[Saved entries]
>> start

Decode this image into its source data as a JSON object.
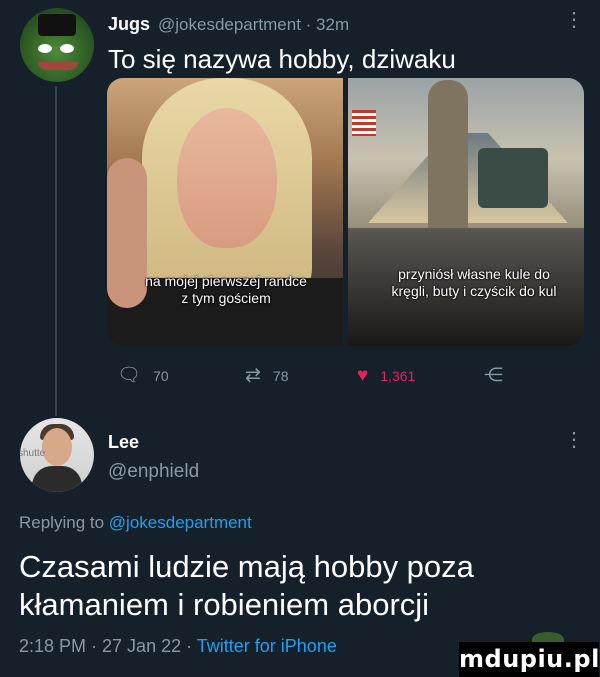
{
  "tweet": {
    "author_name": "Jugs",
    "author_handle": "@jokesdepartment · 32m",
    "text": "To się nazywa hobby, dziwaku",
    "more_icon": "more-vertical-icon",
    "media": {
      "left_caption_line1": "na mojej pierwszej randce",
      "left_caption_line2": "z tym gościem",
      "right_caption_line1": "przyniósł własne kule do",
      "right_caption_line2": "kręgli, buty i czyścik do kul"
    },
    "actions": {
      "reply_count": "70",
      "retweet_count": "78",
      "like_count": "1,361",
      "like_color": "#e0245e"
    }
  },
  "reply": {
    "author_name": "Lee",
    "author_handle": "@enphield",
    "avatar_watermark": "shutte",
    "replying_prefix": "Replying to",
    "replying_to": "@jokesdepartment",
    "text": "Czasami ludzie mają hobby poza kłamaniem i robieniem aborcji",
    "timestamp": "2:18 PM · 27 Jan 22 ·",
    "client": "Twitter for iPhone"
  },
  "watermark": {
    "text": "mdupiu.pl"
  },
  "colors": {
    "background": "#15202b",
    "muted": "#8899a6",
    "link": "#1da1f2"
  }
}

>> end
>> start

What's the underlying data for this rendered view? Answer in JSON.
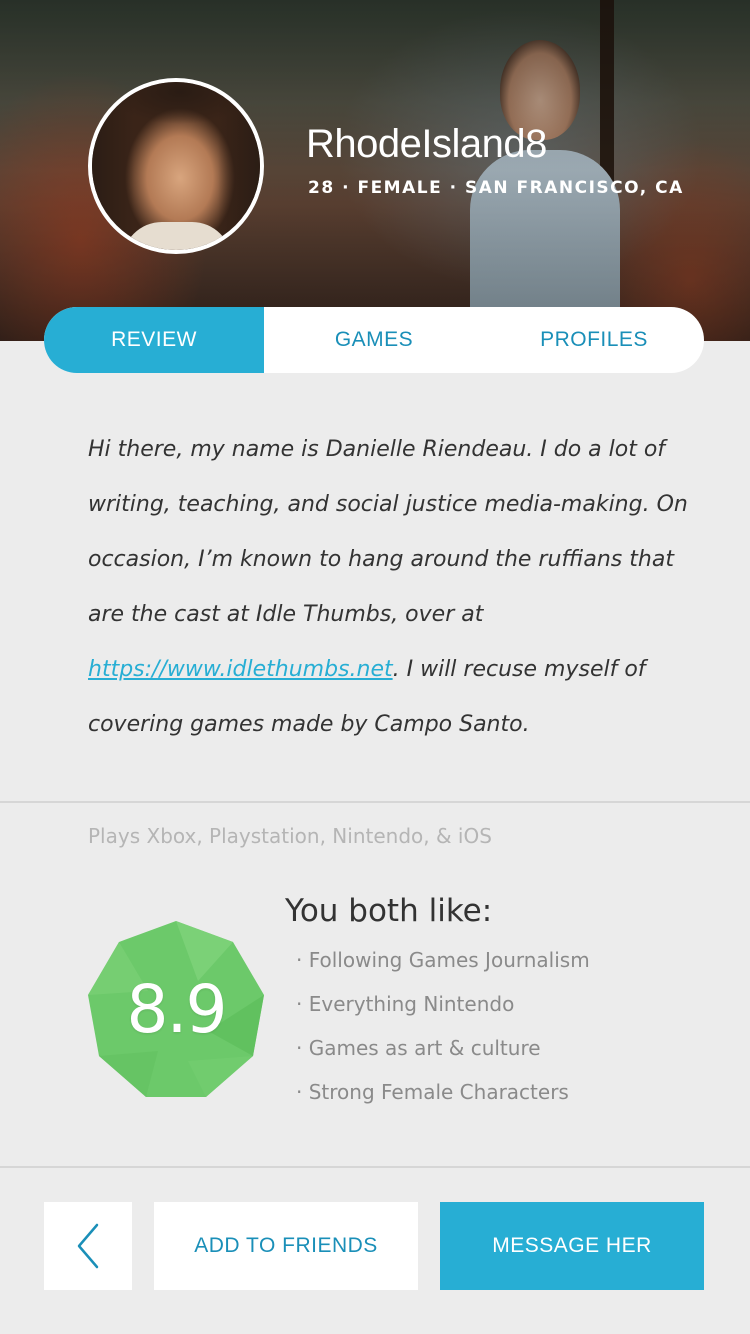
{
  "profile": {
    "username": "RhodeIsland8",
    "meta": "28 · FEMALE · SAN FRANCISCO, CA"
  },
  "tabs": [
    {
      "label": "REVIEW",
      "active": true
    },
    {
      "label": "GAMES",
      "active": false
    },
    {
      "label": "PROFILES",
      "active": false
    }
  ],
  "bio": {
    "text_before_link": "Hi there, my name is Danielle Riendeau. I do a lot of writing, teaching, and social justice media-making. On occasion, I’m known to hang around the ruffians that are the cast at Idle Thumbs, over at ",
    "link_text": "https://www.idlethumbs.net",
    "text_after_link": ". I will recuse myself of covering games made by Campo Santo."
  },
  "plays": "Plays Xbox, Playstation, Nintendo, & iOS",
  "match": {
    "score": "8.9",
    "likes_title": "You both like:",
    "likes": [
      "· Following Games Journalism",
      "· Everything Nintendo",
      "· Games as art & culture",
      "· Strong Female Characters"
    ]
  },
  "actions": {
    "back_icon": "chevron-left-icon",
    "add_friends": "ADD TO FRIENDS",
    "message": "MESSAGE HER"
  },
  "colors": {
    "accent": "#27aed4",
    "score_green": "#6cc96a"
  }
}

>> end

| GIVEN PROBLEM |
Give only a number: how many lines of the data hold the string "jokesdepartment"?

| TASK RESULT |
2